**The request**: Search the material below for the word "如图所示" and copy every line in which it occurs.

====== Items ======

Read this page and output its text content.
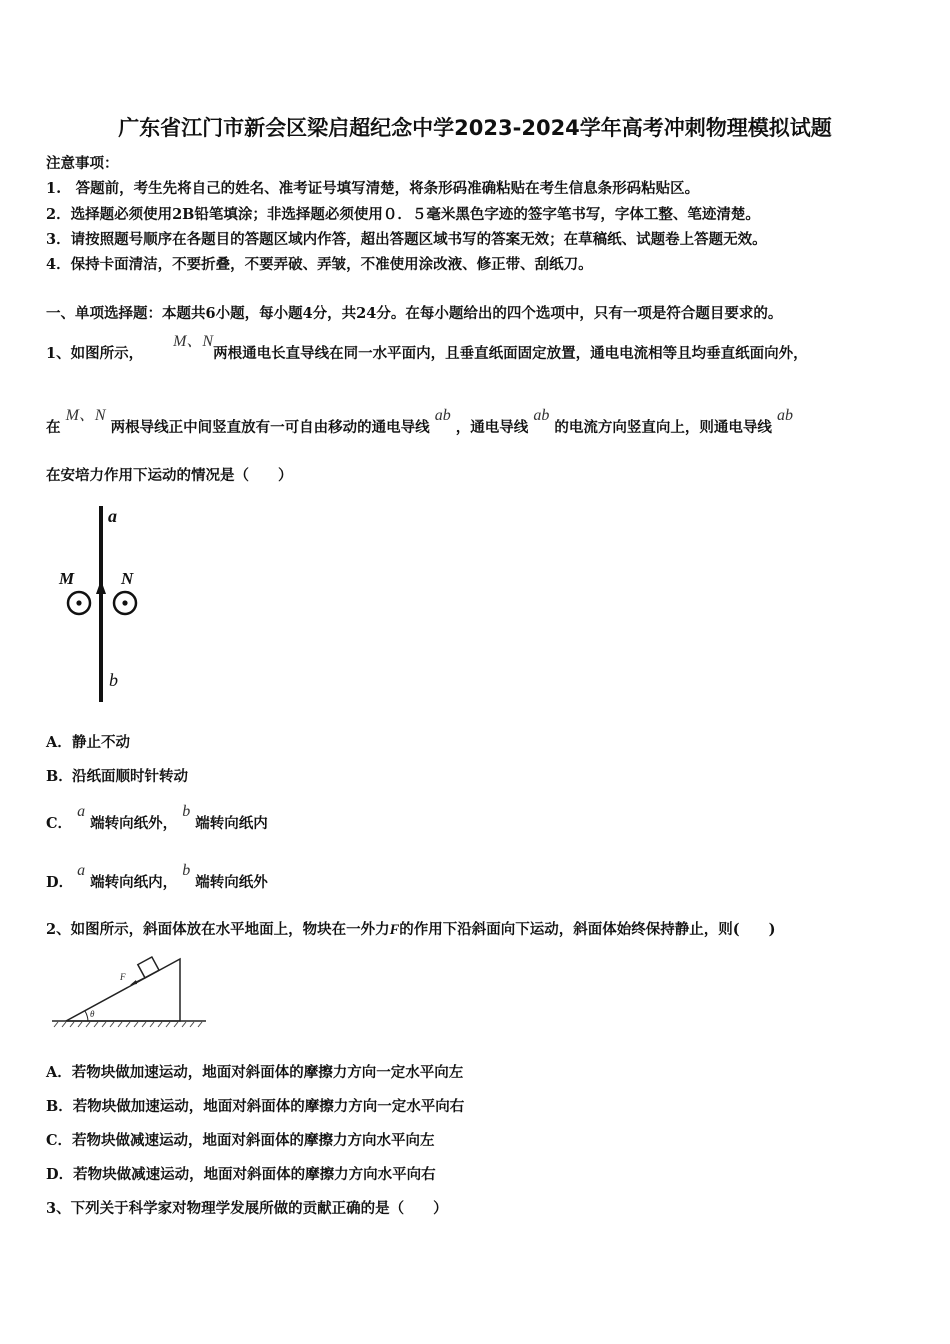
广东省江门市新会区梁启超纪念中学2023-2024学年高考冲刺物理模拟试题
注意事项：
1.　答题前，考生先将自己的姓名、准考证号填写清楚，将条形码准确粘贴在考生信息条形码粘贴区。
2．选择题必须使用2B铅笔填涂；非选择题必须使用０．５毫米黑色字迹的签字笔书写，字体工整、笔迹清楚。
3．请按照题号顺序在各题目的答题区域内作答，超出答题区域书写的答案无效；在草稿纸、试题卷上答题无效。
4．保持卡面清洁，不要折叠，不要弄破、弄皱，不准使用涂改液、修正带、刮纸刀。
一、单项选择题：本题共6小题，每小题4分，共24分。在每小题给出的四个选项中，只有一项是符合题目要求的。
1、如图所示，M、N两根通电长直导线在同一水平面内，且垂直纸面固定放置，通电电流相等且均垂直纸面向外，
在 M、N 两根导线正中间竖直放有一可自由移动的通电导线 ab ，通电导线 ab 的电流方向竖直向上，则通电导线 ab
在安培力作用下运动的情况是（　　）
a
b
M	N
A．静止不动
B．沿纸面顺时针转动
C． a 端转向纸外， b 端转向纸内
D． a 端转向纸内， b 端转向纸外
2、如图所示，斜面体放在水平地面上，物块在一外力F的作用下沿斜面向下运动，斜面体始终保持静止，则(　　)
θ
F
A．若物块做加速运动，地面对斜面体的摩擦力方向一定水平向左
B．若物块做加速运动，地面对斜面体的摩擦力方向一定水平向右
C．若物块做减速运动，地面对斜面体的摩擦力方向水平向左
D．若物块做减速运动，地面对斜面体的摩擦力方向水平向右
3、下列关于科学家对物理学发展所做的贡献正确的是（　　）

======

**Response below**:
1、如图所示，M、N两根通电长直导线在同一水平面内，且垂直纸面固定放置，通电电流相等且均垂直纸面向外，
2、如图所示，斜面体放在水平地面上，物块在一外力F的作用下沿斜面向下运动，斜面体始终保持静止，则(　　)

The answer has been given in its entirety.